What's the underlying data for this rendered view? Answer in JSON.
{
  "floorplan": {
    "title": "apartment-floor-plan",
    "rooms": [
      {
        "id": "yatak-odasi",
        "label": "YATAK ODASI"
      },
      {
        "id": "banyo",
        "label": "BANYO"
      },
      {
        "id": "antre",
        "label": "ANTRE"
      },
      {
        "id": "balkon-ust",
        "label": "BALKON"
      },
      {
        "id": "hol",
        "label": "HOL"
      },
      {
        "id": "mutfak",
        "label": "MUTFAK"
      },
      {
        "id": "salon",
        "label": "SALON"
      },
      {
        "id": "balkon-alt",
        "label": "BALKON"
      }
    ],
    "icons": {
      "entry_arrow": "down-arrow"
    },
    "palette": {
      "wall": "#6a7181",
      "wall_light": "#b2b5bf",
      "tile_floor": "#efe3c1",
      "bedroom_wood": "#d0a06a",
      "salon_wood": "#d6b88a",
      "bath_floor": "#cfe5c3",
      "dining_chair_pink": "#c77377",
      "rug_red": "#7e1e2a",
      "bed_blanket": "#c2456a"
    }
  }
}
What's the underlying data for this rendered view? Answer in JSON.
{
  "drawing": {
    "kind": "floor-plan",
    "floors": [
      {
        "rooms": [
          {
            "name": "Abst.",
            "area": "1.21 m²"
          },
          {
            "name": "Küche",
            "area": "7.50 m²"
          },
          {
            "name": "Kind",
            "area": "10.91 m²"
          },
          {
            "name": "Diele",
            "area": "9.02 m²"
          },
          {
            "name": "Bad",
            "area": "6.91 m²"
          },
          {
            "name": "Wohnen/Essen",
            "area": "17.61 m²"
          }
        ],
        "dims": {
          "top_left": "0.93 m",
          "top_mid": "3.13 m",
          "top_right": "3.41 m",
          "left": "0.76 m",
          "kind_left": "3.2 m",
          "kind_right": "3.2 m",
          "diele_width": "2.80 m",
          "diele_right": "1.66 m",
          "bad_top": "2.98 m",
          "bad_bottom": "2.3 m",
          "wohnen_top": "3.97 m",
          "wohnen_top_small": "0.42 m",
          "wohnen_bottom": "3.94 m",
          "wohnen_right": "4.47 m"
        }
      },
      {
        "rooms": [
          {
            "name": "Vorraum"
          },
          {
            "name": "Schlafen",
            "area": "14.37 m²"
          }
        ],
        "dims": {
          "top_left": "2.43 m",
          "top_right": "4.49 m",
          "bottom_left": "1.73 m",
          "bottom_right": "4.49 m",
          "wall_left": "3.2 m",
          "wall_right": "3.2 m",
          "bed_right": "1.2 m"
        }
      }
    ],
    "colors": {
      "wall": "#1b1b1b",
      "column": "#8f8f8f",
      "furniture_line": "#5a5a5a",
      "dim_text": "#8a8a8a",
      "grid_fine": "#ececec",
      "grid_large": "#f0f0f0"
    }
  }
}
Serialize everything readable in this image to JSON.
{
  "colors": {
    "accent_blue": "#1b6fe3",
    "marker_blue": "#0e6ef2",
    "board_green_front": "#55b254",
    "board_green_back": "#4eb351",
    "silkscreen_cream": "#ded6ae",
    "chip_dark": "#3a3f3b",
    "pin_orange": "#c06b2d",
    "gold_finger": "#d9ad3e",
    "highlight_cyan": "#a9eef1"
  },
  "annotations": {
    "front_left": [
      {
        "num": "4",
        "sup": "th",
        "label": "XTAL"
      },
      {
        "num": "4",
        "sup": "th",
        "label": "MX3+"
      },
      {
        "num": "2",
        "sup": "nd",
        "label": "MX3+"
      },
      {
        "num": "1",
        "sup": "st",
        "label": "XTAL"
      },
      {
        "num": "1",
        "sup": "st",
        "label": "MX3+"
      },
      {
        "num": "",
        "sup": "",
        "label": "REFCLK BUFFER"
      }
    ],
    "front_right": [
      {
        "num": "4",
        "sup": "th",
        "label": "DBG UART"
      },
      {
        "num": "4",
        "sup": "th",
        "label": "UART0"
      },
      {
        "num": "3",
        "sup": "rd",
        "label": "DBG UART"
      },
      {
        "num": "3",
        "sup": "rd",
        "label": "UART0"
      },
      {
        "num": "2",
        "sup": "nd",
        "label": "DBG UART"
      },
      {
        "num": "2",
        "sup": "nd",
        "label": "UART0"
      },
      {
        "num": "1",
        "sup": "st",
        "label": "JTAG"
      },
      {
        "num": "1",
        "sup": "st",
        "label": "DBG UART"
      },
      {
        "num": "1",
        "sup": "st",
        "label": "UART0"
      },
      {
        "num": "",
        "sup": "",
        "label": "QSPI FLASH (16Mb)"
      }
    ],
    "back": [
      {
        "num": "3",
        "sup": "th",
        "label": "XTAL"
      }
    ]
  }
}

- Stated problem: Give the entries again in full, exactly as they are written.

- Task response:
What's the underlying data for this rendered view? Answer in JSON.
{
  "floorplan": {
    "title": "apartment-floor-plan",
    "rooms": [
      {
        "id": "yatak-odasi",
        "label": "YATAK ODASI"
      },
      {
        "id": "banyo",
        "label": "BANYO"
      },
      {
        "id": "antre",
        "label": "ANTRE"
      },
      {
        "id": "balkon-ust",
        "label": "BALKON"
      },
      {
        "id": "hol",
        "label": "HOL"
      },
      {
        "id": "mutfak",
        "label": "MUTFAK"
      },
      {
        "id": "salon",
        "label": "SALON"
      },
      {
        "id": "balkon-alt",
        "label": "BALKON"
      }
    ],
    "icons": {
      "entry_arrow": "down-arrow"
    },
    "palette": {
      "wall": "#6a7181",
      "wall_light": "#b2b5bf",
      "tile_floor": "#efe3c1",
      "bedroom_wood": "#d0a06a",
      "salon_wood": "#d6b88a",
      "bath_floor": "#cfe5c3",
      "dining_chair_pink": "#c77377",
      "rug_red": "#7e1e2a",
      "bed_blanket": "#c2456a"
    }
  }
}
What's the underlying data for this rendered view? Answer in JSON.
{
  "drawing": {
    "kind": "floor-plan",
    "floors": [
      {
        "rooms": [
          {
            "name": "Abst.",
            "area": "1.21 m²"
          },
          {
            "name": "Küche",
            "area": "7.50 m²"
          },
          {
            "name": "Kind",
            "area": "10.91 m²"
          },
          {
            "name": "Diele",
            "area": "9.02 m²"
          },
          {
            "name": "Bad",
            "area": "6.91 m²"
          },
          {
            "name": "Wohnen/Essen",
            "area": "17.61 m²"
          }
        ],
        "dims": {
          "top_left": "0.93 m",
          "top_mid": "3.13 m",
          "top_right": "3.41 m",
          "left": "0.76 m",
          "kind_left": "3.2 m",
          "kind_right": "3.2 m",
          "diele_width": "2.80 m",
          "diele_right": "1.66 m",
          "bad_top": "2.98 m",
          "bad_bottom": "2.3 m",
          "wohnen_top": "3.97 m",
          "wohnen_top_small": "0.42 m",
          "wohnen_bottom": "3.94 m",
          "wohnen_right": "4.47 m"
        }
      },
      {
        "rooms": [
          {
            "name": "Vorraum"
          },
          {
            "name": "Schlafen",
            "area": "14.37 m²"
          }
        ],
        "dims": {
          "top_left": "2.43 m",
          "top_right": "4.49 m",
          "bottom_left": "1.73 m",
          "bottom_right": "4.49 m",
          "wall_left": "3.2 m",
          "wall_right": "3.2 m",
          "bed_right": "1.2 m"
        }
      }
    ],
    "colors": {
      "wall": "#1b1b1b",
      "column": "#8f8f8f",
      "furniture_line": "#5a5a5a",
      "dim_text": "#8a8a8a",
      "grid_fine": "#ececec",
      "grid_large": "#f0f0f0"
    }
  }
}
Serialize everything readable in this image to JSON.
{
  "colors": {
    "accent_blue": "#1b6fe3",
    "marker_blue": "#0e6ef2",
    "board_green_front": "#55b254",
    "board_green_back": "#4eb351",
    "silkscreen_cream": "#ded6ae",
    "chip_dark": "#3a3f3b",
    "pin_orange": "#c06b2d",
    "gold_finger": "#d9ad3e",
    "highlight_cyan": "#a9eef1"
  },
  "annotations": {
    "front_left": [
      {
        "num": "4",
        "sup": "th",
        "label": "XTAL"
      },
      {
        "num": "4",
        "sup": "th",
        "label": "MX3+"
      },
      {
        "num": "2",
        "sup": "nd",
        "label": "MX3+"
      },
      {
        "num": "1",
        "sup": "st",
        "label": "XTAL"
      },
      {
        "num": "1",
        "sup": "st",
        "label": "MX3+"
      },
      {
        "num": "",
        "sup": "",
        "label": "REFCLK BUFFER"
      }
    ],
    "front_right": [
      {
        "num": "4",
        "sup": "th",
        "label": "DBG UART"
      },
      {
        "num": "4",
        "sup": "th",
        "label": "UART0"
      },
      {
        "num": "3",
        "sup": "rd",
        "label": "DBG UART"
      },
      {
        "num": "3",
        "sup": "rd",
        "label": "UART0"
      },
      {
        "num": "2",
        "sup": "nd",
        "label": "DBG UART"
      },
      {
        "num": "2",
        "sup": "nd",
        "label": "UART0"
      },
      {
        "num": "1",
        "sup": "st",
        "label": "JTAG"
      },
      {
        "num": "1",
        "sup": "st",
        "label": "DBG UART"
      },
      {
        "num": "1",
        "sup": "st",
        "label": "UART0"
      },
      {
        "num": "",
        "sup": "",
        "label": "QSPI FLASH (16Mb)"
      }
    ],
    "back": [
      {
        "num": "3",
        "sup": "th",
        "label": "XTAL"
      }
    ]
  }
}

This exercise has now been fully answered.